start
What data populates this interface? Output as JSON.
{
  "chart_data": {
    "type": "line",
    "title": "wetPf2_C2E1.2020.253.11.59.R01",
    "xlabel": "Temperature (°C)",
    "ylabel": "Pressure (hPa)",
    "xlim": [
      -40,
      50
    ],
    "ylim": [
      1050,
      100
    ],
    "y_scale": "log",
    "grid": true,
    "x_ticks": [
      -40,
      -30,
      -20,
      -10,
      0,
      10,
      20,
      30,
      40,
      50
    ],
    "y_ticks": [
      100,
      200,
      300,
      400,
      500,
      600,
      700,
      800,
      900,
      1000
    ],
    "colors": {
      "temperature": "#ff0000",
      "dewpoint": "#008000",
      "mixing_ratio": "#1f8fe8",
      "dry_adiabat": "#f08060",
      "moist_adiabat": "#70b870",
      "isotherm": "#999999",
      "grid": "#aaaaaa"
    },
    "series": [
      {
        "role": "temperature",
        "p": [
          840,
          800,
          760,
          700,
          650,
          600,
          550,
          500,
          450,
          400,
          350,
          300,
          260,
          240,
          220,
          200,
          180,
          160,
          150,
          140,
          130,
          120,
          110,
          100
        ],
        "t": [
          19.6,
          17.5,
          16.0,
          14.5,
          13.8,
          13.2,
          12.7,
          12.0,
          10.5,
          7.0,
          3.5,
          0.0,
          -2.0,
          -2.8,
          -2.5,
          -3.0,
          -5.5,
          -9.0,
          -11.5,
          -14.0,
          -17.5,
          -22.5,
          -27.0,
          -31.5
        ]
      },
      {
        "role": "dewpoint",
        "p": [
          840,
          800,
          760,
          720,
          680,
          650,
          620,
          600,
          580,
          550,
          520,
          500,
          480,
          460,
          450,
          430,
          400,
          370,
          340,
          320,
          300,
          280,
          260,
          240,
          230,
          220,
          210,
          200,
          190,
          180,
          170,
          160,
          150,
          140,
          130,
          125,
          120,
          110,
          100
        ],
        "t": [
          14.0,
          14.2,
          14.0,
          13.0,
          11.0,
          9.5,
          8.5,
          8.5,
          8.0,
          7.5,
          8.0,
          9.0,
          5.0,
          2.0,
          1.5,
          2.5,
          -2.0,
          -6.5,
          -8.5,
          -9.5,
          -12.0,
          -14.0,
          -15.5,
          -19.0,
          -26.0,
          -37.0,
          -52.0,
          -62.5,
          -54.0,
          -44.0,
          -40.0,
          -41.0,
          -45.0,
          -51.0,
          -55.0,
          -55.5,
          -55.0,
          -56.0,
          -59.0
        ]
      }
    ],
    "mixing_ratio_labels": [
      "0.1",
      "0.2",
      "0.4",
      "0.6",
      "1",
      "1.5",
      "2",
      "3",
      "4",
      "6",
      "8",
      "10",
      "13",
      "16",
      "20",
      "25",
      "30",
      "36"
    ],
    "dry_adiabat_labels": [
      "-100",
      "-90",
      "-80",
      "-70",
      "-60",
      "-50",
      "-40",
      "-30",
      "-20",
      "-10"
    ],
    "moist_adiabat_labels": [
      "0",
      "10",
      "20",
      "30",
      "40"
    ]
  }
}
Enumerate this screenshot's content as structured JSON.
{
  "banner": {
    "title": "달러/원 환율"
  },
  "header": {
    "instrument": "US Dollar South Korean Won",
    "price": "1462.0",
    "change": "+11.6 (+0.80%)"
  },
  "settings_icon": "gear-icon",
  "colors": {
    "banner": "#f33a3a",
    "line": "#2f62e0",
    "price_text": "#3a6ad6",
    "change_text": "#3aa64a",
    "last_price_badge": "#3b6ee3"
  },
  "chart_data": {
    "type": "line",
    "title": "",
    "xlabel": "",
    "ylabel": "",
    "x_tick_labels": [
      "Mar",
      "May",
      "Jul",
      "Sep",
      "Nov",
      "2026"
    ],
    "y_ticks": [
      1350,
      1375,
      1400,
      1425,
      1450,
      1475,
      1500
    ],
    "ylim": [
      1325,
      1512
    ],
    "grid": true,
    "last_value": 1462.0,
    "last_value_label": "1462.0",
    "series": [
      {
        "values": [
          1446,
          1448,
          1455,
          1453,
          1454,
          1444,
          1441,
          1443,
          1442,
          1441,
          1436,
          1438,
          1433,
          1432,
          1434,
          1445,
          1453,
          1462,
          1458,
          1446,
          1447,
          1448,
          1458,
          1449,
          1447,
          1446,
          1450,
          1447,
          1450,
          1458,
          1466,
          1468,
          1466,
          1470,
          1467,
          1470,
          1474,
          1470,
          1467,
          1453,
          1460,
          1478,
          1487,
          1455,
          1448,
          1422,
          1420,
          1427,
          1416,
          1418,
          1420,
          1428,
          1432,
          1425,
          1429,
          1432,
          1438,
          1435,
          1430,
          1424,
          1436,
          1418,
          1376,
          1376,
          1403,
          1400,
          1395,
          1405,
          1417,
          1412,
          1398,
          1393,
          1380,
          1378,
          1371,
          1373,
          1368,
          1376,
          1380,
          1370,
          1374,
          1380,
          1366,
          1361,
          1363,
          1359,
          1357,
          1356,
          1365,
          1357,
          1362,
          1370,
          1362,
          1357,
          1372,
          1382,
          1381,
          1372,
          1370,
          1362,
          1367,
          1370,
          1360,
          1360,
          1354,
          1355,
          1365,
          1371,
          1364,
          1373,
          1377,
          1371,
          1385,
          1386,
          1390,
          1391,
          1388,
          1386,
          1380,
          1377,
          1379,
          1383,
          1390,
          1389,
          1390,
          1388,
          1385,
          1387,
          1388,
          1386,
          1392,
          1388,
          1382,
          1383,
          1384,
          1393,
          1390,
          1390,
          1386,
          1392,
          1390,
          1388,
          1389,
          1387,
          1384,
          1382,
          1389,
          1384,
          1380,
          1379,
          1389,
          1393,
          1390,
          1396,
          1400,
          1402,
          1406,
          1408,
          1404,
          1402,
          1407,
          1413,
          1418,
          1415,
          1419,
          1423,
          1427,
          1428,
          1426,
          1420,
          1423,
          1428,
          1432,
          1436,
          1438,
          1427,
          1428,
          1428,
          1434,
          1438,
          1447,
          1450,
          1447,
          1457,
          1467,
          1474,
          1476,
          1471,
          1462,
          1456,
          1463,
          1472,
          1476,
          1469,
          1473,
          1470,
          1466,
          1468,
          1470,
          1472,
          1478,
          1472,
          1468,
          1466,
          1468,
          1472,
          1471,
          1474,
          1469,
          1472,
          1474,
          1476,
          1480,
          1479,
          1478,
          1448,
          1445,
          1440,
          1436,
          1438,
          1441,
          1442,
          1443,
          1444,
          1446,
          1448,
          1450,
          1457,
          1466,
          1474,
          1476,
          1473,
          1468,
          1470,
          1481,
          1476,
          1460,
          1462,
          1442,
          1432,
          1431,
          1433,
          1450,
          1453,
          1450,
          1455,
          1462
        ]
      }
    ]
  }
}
end
» What you will do: Would you reproduce the material above in full, exactly as given?

» The completed task:
What data populates this interface? Output as JSON.
{
  "chart_data": {
    "type": "line",
    "title": "wetPf2_C2E1.2020.253.11.59.R01",
    "xlabel": "Temperature (°C)",
    "ylabel": "Pressure (hPa)",
    "xlim": [
      -40,
      50
    ],
    "ylim": [
      1050,
      100
    ],
    "y_scale": "log",
    "grid": true,
    "x_ticks": [
      -40,
      -30,
      -20,
      -10,
      0,
      10,
      20,
      30,
      40,
      50
    ],
    "y_ticks": [
      100,
      200,
      300,
      400,
      500,
      600,
      700,
      800,
      900,
      1000
    ],
    "colors": {
      "temperature": "#ff0000",
      "dewpoint": "#008000",
      "mixing_ratio": "#1f8fe8",
      "dry_adiabat": "#f08060",
      "moist_adiabat": "#70b870",
      "isotherm": "#999999",
      "grid": "#aaaaaa"
    },
    "series": [
      {
        "role": "temperature",
        "p": [
          840,
          800,
          760,
          700,
          650,
          600,
          550,
          500,
          450,
          400,
          350,
          300,
          260,
          240,
          220,
          200,
          180,
          160,
          150,
          140,
          130,
          120,
          110,
          100
        ],
        "t": [
          19.6,
          17.5,
          16.0,
          14.5,
          13.8,
          13.2,
          12.7,
          12.0,
          10.5,
          7.0,
          3.5,
          0.0,
          -2.0,
          -2.8,
          -2.5,
          -3.0,
          -5.5,
          -9.0,
          -11.5,
          -14.0,
          -17.5,
          -22.5,
          -27.0,
          -31.5
        ]
      },
      {
        "role": "dewpoint",
        "p": [
          840,
          800,
          760,
          720,
          680,
          650,
          620,
          600,
          580,
          550,
          520,
          500,
          480,
          460,
          450,
          430,
          400,
          370,
          340,
          320,
          300,
          280,
          260,
          240,
          230,
          220,
          210,
          200,
          190,
          180,
          170,
          160,
          150,
          140,
          130,
          125,
          120,
          110,
          100
        ],
        "t": [
          14.0,
          14.2,
          14.0,
          13.0,
          11.0,
          9.5,
          8.5,
          8.5,
          8.0,
          7.5,
          8.0,
          9.0,
          5.0,
          2.0,
          1.5,
          2.5,
          -2.0,
          -6.5,
          -8.5,
          -9.5,
          -12.0,
          -14.0,
          -15.5,
          -19.0,
          -26.0,
          -37.0,
          -52.0,
          -62.5,
          -54.0,
          -44.0,
          -40.0,
          -41.0,
          -45.0,
          -51.0,
          -55.0,
          -55.5,
          -55.0,
          -56.0,
          -59.0
        ]
      }
    ],
    "mixing_ratio_labels": [
      "0.1",
      "0.2",
      "0.4",
      "0.6",
      "1",
      "1.5",
      "2",
      "3",
      "4",
      "6",
      "8",
      "10",
      "13",
      "16",
      "20",
      "25",
      "30",
      "36"
    ],
    "dry_adiabat_labels": [
      "-100",
      "-90",
      "-80",
      "-70",
      "-60",
      "-50",
      "-40",
      "-30",
      "-20",
      "-10"
    ],
    "moist_adiabat_labels": [
      "0",
      "10",
      "20",
      "30",
      "40"
    ]
  }
}
Enumerate this screenshot's content as structured JSON.
{
  "banner": {
    "title": "달러/원 환율"
  },
  "header": {
    "instrument": "US Dollar South Korean Won",
    "price": "1462.0",
    "change": "+11.6 (+0.80%)"
  },
  "settings_icon": "gear-icon",
  "colors": {
    "banner": "#f33a3a",
    "line": "#2f62e0",
    "price_text": "#3a6ad6",
    "change_text": "#3aa64a",
    "last_price_badge": "#3b6ee3"
  },
  "chart_data": {
    "type": "line",
    "title": "",
    "xlabel": "",
    "ylabel": "",
    "x_tick_labels": [
      "Mar",
      "May",
      "Jul",
      "Sep",
      "Nov",
      "2026"
    ],
    "y_ticks": [
      1350,
      1375,
      1400,
      1425,
      1450,
      1475,
      1500
    ],
    "ylim": [
      1325,
      1512
    ],
    "grid": true,
    "last_value": 1462.0,
    "last_value_label": "1462.0",
    "series": [
      {
        "values": [
          1446,
          1448,
          1455,
          1453,
          1454,
          1444,
          1441,
          1443,
          1442,
          1441,
          1436,
          1438,
          1433,
          1432,
          1434,
          1445,
          1453,
          1462,
          1458,
          1446,
          1447,
          1448,
          1458,
          1449,
          1447,
          1446,
          1450,
          1447,
          1450,
          1458,
          1466,
          1468,
          1466,
          1470,
          1467,
          1470,
          1474,
          1470,
          1467,
          1453,
          1460,
          1478,
          1487,
          1455,
          1448,
          1422,
          1420,
          1427,
          1416,
          1418,
          1420,
          1428,
          1432,
          1425,
          1429,
          1432,
          1438,
          1435,
          1430,
          1424,
          1436,
          1418,
          1376,
          1376,
          1403,
          1400,
          1395,
          1405,
          1417,
          1412,
          1398,
          1393,
          1380,
          1378,
          1371,
          1373,
          1368,
          1376,
          1380,
          1370,
          1374,
          1380,
          1366,
          1361,
          1363,
          1359,
          1357,
          1356,
          1365,
          1357,
          1362,
          1370,
          1362,
          1357,
          1372,
          1382,
          1381,
          1372,
          1370,
          1362,
          1367,
          1370,
          1360,
          1360,
          1354,
          1355,
          1365,
          1371,
          1364,
          1373,
          1377,
          1371,
          1385,
          1386,
          1390,
          1391,
          1388,
          1386,
          1380,
          1377,
          1379,
          1383,
          1390,
          1389,
          1390,
          1388,
          1385,
          1387,
          1388,
          1386,
          1392,
          1388,
          1382,
          1383,
          1384,
          1393,
          1390,
          1390,
          1386,
          1392,
          1390,
          1388,
          1389,
          1387,
          1384,
          1382,
          1389,
          1384,
          1380,
          1379,
          1389,
          1393,
          1390,
          1396,
          1400,
          1402,
          1406,
          1408,
          1404,
          1402,
          1407,
          1413,
          1418,
          1415,
          1419,
          1423,
          1427,
          1428,
          1426,
          1420,
          1423,
          1428,
          1432,
          1436,
          1438,
          1427,
          1428,
          1428,
          1434,
          1438,
          1447,
          1450,
          1447,
          1457,
          1467,
          1474,
          1476,
          1471,
          1462,
          1456,
          1463,
          1472,
          1476,
          1469,
          1473,
          1470,
          1466,
          1468,
          1470,
          1472,
          1478,
          1472,
          1468,
          1466,
          1468,
          1472,
          1471,
          1474,
          1469,
          1472,
          1474,
          1476,
          1480,
          1479,
          1478,
          1448,
          1445,
          1440,
          1436,
          1438,
          1441,
          1442,
          1443,
          1444,
          1446,
          1448,
          1450,
          1457,
          1466,
          1474,
          1476,
          1473,
          1468,
          1470,
          1481,
          1476,
          1460,
          1462,
          1442,
          1432,
          1431,
          1433,
          1450,
          1453,
          1450,
          1455,
          1462
        ]
      }
    ]
  }
}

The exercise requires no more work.